Find the lines of data that contain the string "Setup", then list them.

————

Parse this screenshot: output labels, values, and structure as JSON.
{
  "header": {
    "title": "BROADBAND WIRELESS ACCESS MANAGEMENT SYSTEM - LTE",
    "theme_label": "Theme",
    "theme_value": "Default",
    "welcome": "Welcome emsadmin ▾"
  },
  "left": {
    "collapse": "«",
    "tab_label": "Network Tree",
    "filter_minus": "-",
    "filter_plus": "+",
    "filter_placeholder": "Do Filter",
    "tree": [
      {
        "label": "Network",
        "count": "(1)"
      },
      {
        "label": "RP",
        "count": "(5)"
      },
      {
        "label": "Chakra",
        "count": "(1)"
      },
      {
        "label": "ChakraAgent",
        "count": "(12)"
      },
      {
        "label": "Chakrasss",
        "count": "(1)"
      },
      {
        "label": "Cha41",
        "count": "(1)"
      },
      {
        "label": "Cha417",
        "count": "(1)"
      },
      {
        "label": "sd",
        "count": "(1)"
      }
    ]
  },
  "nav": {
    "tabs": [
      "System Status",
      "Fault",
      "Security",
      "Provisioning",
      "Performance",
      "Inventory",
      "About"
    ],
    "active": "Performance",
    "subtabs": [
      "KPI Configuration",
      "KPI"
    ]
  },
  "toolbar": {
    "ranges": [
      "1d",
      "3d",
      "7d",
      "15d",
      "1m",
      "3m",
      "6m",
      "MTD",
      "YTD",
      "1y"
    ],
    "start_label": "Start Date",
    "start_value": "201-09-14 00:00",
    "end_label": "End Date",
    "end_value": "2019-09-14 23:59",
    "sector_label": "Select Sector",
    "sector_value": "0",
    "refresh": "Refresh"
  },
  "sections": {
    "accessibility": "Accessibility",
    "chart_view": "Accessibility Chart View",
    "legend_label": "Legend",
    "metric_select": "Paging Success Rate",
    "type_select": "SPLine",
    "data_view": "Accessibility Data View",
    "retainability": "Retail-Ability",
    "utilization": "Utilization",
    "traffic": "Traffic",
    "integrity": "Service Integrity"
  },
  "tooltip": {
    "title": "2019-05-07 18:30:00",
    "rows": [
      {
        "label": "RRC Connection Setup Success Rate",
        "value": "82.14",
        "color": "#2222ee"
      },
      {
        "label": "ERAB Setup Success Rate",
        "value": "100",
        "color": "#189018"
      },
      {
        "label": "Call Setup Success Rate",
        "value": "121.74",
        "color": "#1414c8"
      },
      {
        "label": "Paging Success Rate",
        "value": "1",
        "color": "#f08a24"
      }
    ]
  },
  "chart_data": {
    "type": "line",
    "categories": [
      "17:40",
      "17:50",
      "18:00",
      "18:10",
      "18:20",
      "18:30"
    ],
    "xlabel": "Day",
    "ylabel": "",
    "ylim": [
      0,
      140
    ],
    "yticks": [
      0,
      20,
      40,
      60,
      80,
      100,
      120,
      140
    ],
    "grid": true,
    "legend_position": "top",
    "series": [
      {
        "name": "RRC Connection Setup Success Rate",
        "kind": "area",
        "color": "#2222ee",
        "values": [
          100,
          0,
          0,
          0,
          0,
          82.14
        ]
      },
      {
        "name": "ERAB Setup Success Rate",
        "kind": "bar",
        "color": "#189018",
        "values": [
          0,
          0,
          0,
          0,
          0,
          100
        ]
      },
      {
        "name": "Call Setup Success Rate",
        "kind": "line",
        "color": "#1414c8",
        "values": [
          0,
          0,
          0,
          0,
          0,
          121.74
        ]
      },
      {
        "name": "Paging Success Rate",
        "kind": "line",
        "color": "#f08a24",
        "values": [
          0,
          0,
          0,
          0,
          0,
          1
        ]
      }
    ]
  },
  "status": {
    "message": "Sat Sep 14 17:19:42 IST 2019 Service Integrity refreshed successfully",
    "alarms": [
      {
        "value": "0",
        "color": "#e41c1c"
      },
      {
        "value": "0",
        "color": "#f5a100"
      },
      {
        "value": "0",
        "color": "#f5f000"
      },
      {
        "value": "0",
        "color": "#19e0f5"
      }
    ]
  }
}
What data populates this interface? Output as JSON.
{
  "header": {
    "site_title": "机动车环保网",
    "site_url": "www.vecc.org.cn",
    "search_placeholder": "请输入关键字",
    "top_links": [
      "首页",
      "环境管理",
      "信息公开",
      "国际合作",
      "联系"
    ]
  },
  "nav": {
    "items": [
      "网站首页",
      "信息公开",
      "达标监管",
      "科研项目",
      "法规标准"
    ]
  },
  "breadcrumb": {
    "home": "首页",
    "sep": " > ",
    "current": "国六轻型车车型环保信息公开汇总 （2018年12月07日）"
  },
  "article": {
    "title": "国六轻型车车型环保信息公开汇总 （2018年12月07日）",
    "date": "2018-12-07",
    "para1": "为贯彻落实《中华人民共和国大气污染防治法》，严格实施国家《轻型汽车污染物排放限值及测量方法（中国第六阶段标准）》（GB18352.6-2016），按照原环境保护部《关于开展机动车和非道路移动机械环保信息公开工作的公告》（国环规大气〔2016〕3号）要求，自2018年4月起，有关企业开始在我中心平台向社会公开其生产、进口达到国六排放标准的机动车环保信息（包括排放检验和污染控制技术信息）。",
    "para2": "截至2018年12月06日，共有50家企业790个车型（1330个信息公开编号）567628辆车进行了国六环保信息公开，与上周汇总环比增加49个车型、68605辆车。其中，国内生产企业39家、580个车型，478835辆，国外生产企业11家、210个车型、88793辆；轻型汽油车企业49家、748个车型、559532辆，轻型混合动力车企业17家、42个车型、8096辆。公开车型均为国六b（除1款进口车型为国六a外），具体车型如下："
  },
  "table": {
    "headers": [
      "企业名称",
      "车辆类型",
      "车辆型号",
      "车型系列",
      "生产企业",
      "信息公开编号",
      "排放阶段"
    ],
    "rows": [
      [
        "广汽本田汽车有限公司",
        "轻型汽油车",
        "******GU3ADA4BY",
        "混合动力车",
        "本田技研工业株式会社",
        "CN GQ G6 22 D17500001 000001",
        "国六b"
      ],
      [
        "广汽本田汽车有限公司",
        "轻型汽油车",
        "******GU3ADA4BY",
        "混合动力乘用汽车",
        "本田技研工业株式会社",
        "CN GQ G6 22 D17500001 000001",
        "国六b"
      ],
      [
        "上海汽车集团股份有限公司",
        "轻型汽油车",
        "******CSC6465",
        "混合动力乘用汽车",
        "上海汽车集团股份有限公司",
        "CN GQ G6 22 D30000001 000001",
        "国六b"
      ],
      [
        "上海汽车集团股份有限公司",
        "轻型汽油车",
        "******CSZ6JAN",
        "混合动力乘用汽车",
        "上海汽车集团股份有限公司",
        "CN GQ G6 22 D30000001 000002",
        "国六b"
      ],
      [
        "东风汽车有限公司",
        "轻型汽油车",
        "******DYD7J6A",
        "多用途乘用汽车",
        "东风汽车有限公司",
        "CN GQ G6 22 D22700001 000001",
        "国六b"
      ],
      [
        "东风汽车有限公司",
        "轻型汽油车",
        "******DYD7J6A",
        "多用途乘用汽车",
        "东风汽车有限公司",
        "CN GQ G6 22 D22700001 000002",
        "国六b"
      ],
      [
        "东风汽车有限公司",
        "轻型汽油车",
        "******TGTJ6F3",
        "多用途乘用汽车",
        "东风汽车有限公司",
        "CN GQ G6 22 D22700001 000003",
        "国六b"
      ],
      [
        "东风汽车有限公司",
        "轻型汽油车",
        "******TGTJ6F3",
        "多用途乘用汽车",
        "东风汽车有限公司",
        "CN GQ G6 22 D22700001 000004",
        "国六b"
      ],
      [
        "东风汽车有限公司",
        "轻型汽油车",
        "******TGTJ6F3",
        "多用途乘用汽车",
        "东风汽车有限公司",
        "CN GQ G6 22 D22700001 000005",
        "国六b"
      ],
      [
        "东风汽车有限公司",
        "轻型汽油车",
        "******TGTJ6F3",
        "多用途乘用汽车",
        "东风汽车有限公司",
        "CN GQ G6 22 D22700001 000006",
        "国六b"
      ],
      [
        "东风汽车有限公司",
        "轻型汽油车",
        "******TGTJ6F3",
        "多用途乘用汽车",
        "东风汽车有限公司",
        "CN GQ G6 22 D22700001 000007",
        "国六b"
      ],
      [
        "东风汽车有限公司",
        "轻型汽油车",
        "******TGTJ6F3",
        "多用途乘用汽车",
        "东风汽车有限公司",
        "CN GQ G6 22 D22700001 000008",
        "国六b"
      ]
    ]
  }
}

————

> **ANSWER FOR THIS EXERCISE**:
        "label": "RRC Connection Setup Success Rate",
        "label": "ERAB Setup Success Rate",
        "label": "Call Setup Success Rate",
        "name": "RRC Connection Setup Success Rate",
        "name": "ERAB Setup Success Rate",
        "name": "Call Setup Success Rate",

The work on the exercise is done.